**Exercise description:** Reproduce each line from the records that holds "CONFIDENTIAL".

**Available data:**
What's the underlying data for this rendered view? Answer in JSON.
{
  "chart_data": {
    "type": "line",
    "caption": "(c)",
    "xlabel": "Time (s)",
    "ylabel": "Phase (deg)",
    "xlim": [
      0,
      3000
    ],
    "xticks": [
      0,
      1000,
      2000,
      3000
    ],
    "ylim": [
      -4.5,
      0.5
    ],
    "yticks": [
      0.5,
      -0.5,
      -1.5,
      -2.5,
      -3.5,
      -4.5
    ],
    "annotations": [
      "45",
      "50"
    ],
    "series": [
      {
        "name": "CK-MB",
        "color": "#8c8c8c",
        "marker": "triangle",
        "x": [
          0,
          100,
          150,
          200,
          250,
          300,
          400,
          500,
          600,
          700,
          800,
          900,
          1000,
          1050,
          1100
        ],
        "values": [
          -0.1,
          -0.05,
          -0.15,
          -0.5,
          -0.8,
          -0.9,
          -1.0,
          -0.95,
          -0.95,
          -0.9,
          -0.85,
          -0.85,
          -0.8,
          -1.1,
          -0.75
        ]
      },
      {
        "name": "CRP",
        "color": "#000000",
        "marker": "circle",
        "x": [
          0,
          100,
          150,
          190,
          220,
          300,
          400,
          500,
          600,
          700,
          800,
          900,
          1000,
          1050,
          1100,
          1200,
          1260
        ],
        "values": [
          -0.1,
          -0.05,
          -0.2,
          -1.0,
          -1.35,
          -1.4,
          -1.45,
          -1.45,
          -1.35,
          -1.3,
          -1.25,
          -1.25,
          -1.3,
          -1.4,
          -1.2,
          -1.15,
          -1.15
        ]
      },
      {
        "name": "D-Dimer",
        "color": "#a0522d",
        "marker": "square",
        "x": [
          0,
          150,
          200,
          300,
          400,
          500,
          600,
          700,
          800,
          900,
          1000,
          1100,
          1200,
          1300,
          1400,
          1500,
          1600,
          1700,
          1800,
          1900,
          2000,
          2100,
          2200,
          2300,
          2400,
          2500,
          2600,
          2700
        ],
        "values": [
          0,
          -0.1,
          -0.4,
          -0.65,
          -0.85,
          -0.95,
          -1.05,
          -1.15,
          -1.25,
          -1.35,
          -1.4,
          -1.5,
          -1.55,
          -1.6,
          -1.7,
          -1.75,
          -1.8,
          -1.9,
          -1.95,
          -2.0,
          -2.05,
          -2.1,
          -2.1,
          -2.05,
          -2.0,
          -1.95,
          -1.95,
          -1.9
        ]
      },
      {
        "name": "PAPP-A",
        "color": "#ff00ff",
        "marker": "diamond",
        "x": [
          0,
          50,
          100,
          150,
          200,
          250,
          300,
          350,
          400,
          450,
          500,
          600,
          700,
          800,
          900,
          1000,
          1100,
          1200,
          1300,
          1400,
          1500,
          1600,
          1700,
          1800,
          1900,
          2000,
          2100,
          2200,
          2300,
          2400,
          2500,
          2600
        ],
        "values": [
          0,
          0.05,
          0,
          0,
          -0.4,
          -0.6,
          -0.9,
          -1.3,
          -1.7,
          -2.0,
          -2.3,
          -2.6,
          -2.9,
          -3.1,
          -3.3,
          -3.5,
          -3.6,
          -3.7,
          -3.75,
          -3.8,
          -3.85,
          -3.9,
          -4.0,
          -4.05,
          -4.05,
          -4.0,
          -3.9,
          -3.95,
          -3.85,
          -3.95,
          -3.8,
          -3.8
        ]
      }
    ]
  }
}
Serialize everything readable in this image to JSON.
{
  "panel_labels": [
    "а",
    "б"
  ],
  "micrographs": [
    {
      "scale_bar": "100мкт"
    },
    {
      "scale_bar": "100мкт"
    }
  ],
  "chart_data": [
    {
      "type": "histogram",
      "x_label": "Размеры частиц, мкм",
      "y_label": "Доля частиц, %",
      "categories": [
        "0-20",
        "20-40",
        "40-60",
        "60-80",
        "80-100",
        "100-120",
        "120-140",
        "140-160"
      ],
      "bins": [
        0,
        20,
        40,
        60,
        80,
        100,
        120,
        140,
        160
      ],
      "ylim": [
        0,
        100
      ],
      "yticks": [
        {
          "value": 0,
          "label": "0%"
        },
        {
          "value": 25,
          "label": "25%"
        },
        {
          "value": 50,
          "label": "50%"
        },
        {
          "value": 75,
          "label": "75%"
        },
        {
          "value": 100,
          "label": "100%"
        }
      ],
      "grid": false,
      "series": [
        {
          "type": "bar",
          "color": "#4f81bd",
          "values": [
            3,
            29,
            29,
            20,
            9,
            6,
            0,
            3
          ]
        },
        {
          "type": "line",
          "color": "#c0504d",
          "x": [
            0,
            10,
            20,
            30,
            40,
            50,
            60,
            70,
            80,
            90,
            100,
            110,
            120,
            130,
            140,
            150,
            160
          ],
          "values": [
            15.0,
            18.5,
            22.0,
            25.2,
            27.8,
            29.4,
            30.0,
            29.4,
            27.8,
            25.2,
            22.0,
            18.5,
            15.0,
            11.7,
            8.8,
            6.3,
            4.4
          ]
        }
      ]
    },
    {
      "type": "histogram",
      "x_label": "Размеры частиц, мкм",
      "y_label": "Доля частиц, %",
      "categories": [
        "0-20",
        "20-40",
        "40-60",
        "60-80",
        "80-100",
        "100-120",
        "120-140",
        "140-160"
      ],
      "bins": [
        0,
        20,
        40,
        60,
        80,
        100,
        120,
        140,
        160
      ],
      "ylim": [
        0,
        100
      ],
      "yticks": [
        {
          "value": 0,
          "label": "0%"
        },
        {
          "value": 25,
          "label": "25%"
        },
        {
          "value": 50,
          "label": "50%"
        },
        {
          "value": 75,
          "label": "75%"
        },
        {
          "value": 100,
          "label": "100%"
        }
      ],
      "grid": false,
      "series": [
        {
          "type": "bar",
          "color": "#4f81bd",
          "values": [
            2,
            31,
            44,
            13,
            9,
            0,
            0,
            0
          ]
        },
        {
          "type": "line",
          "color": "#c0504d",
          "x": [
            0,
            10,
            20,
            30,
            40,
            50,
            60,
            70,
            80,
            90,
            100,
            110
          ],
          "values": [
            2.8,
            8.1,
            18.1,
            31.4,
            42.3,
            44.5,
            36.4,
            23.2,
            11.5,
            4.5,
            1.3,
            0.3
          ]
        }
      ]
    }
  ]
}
...
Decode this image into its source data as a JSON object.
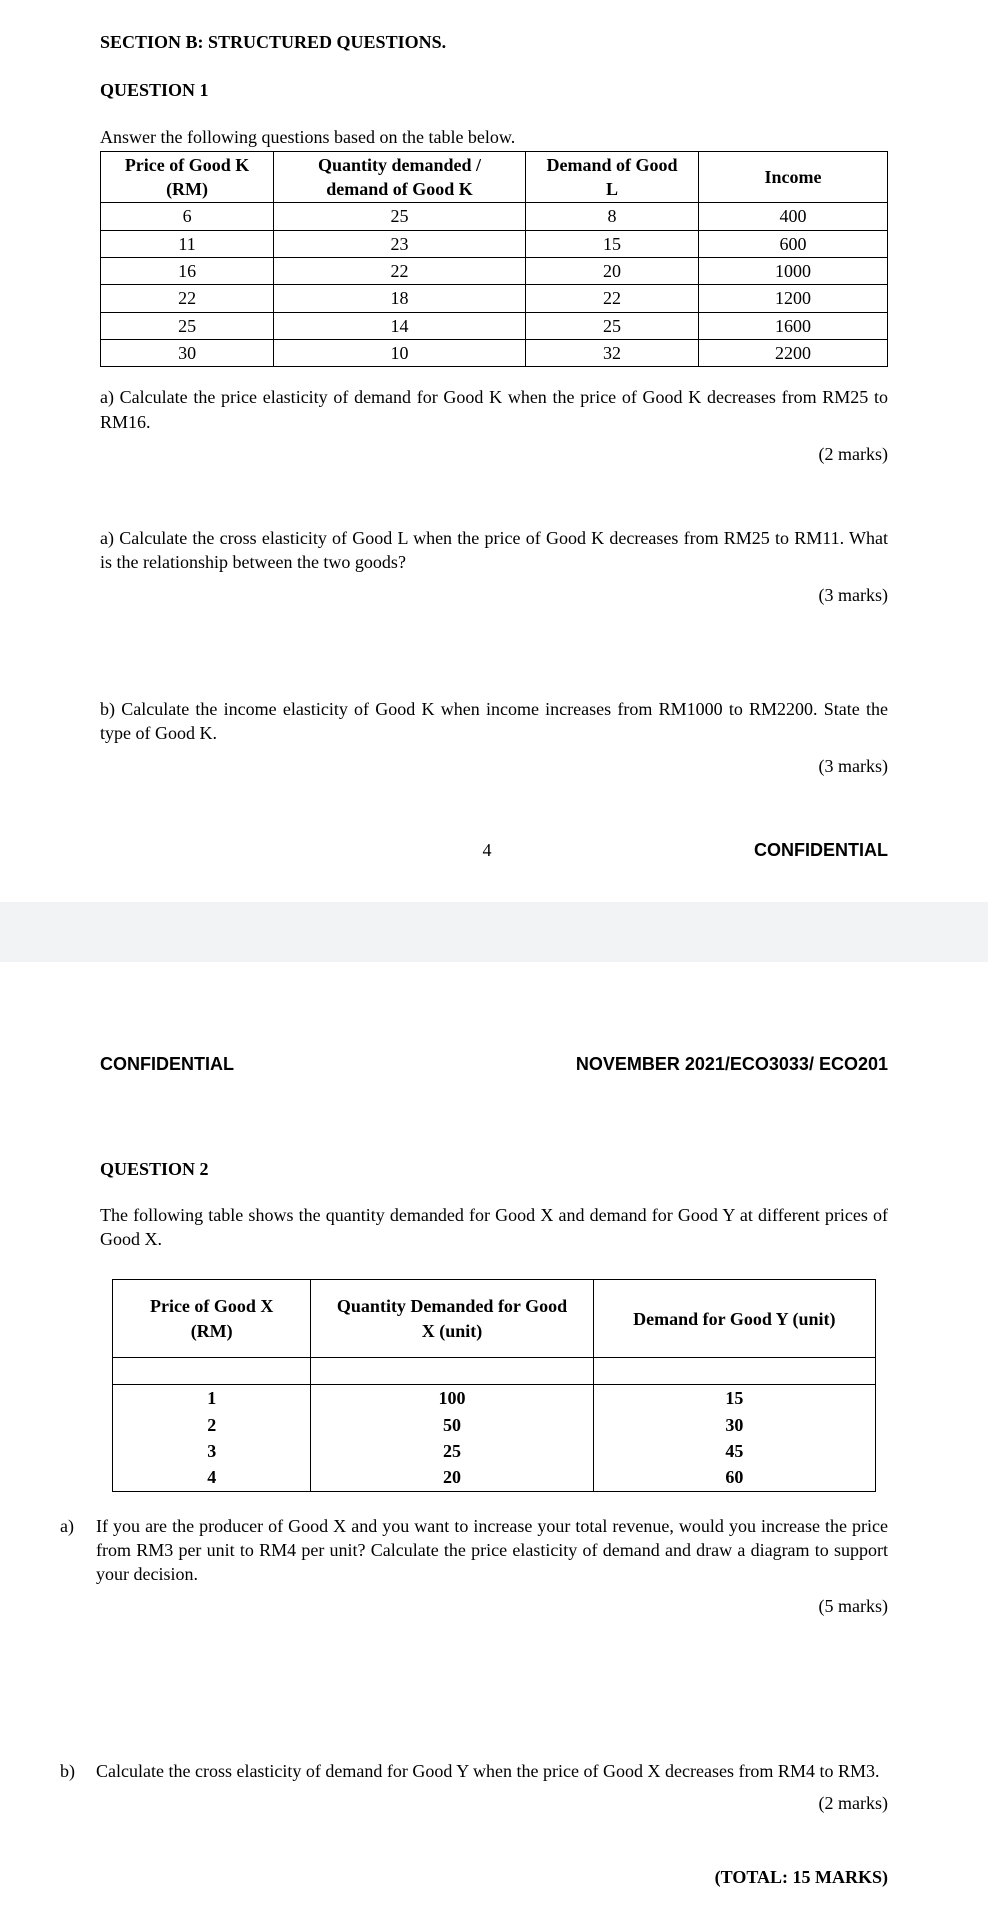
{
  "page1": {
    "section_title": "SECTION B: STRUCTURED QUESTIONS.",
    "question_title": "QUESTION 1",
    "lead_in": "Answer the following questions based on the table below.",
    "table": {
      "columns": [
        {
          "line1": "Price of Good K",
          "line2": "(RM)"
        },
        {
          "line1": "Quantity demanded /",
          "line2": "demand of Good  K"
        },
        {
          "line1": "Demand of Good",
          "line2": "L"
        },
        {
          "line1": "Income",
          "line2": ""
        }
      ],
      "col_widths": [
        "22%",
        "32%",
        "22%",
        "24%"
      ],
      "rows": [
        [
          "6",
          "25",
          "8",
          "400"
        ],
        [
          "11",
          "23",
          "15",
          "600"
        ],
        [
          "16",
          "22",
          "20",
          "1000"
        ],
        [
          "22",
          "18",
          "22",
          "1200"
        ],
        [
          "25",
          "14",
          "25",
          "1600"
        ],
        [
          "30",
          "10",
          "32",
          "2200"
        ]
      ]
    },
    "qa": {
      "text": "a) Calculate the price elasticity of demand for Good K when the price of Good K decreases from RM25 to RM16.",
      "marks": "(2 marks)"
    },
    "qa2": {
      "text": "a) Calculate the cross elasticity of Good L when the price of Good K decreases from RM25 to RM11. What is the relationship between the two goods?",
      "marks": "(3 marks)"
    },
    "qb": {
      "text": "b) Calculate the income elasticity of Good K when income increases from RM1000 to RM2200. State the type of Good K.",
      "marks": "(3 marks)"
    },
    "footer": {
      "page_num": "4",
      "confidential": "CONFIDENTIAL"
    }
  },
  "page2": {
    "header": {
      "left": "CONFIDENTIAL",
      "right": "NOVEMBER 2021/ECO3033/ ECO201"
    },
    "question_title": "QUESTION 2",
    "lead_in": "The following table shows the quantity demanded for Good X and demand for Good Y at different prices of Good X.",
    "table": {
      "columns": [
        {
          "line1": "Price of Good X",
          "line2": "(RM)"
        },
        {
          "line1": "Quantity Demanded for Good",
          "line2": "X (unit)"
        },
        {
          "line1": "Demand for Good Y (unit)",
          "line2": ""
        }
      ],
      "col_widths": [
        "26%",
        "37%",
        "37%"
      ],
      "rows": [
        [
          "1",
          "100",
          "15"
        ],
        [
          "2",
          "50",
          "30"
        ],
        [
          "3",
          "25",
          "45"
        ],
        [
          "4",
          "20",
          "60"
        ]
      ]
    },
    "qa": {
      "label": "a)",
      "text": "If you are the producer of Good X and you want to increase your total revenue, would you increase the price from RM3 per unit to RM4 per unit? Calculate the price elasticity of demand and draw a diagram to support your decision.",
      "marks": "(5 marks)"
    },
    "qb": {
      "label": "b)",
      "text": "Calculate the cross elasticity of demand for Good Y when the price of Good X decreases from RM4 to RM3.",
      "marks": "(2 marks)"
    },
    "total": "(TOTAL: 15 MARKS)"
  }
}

**Task answer:**
      "confidential": "CONFIDENTIAL"
      "left": "CONFIDENTIAL",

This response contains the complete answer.